>>>>>

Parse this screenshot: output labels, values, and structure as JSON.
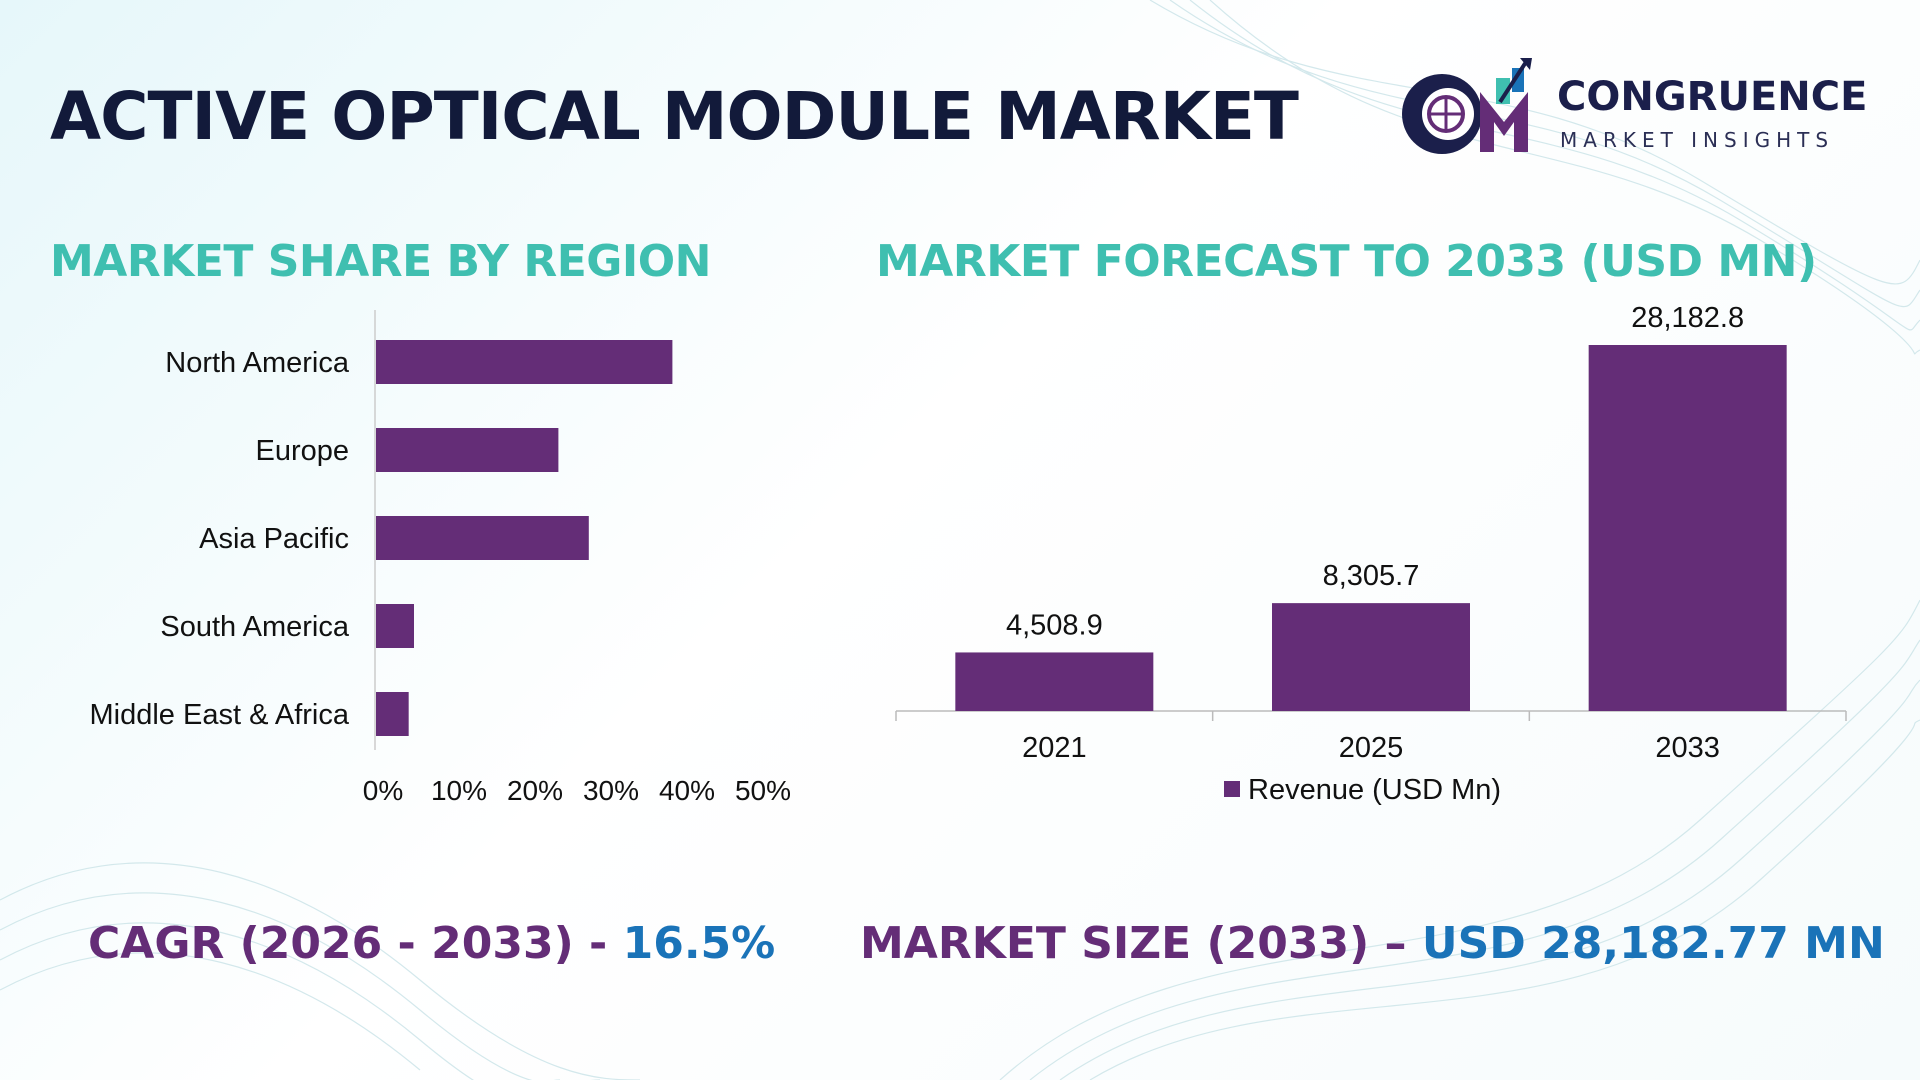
{
  "title": "ACTIVE OPTICAL MODULE MARKET",
  "logo": {
    "line1": "CONGRUENCE",
    "line2": "MARKET INSIGHTS"
  },
  "colors": {
    "bar": "#642d77",
    "section_title": "#3fbfb0",
    "title": "#121a3a",
    "footer_label": "#642d77",
    "footer_value": "#1a73b8"
  },
  "sections": {
    "region_title": "MARKET SHARE BY REGION",
    "forecast_title": "MARKET FORECAST TO 2033 (USD MN)"
  },
  "footer": {
    "cagr_label": "CAGR (2026 - 2033) - ",
    "cagr_value": "16.5%",
    "size_label": "MARKET SIZE (2033) – ",
    "size_value": "USD 28,182.77 MN"
  },
  "chart_data": [
    {
      "type": "bar",
      "orientation": "horizontal",
      "categories": [
        "North America",
        "Europe",
        "Asia Pacific",
        "South America",
        "Middle East & Africa"
      ],
      "values": [
        39,
        24,
        28,
        5,
        4.3
      ],
      "xlim": [
        0,
        50
      ],
      "ticks": [
        "0%",
        "10%",
        "20%",
        "30%",
        "40%",
        "50%"
      ],
      "grid": false
    },
    {
      "type": "bar",
      "categories": [
        "2021",
        "2025",
        "2033"
      ],
      "values": [
        4508.9,
        8305.7,
        28182.8
      ],
      "data_labels": [
        "4,508.9",
        "8,305.7",
        "28,182.8"
      ],
      "series": [
        {
          "name": "Revenue (USD Mn)",
          "values": [
            4508.9,
            8305.7,
            28182.8
          ]
        }
      ],
      "legend": "bottom",
      "grid": false
    }
  ]
}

<<<<<

- Set problem -
Every record above should come back exactly, but without its pictures.

- Solution to the problem -
Parse this screenshot: output labels, values, and structure as JSON.
{
  "title": "ACTIVE OPTICAL MODULE MARKET",
  "logo": {
    "line1": "CONGRUENCE",
    "line2": "MARKET INSIGHTS"
  },
  "colors": {
    "bar": "#642d77",
    "section_title": "#3fbfb0",
    "title": "#121a3a",
    "footer_label": "#642d77",
    "footer_value": "#1a73b8"
  },
  "sections": {
    "region_title": "MARKET SHARE BY REGION",
    "forecast_title": "MARKET FORECAST TO 2033 (USD MN)"
  },
  "footer": {
    "cagr_label": "CAGR (2026 - 2033) - ",
    "cagr_value": "16.5%",
    "size_label": "MARKET SIZE (2033) – ",
    "size_value": "USD 28,182.77 MN"
  },
  "chart_data": [
    {
      "type": "bar",
      "orientation": "horizontal",
      "categories": [
        "North America",
        "Europe",
        "Asia Pacific",
        "South America",
        "Middle East & Africa"
      ],
      "values": [
        39,
        24,
        28,
        5,
        4.3
      ],
      "xlim": [
        0,
        50
      ],
      "ticks": [
        "0%",
        "10%",
        "20%",
        "30%",
        "40%",
        "50%"
      ],
      "grid": false
    },
    {
      "type": "bar",
      "categories": [
        "2021",
        "2025",
        "2033"
      ],
      "values": [
        4508.9,
        8305.7,
        28182.8
      ],
      "data_labels": [
        "4,508.9",
        "8,305.7",
        "28,182.8"
      ],
      "series": [
        {
          "name": "Revenue (USD Mn)",
          "values": [
            4508.9,
            8305.7,
            28182.8
          ]
        }
      ],
      "legend": "bottom",
      "grid": false
    }
  ]
}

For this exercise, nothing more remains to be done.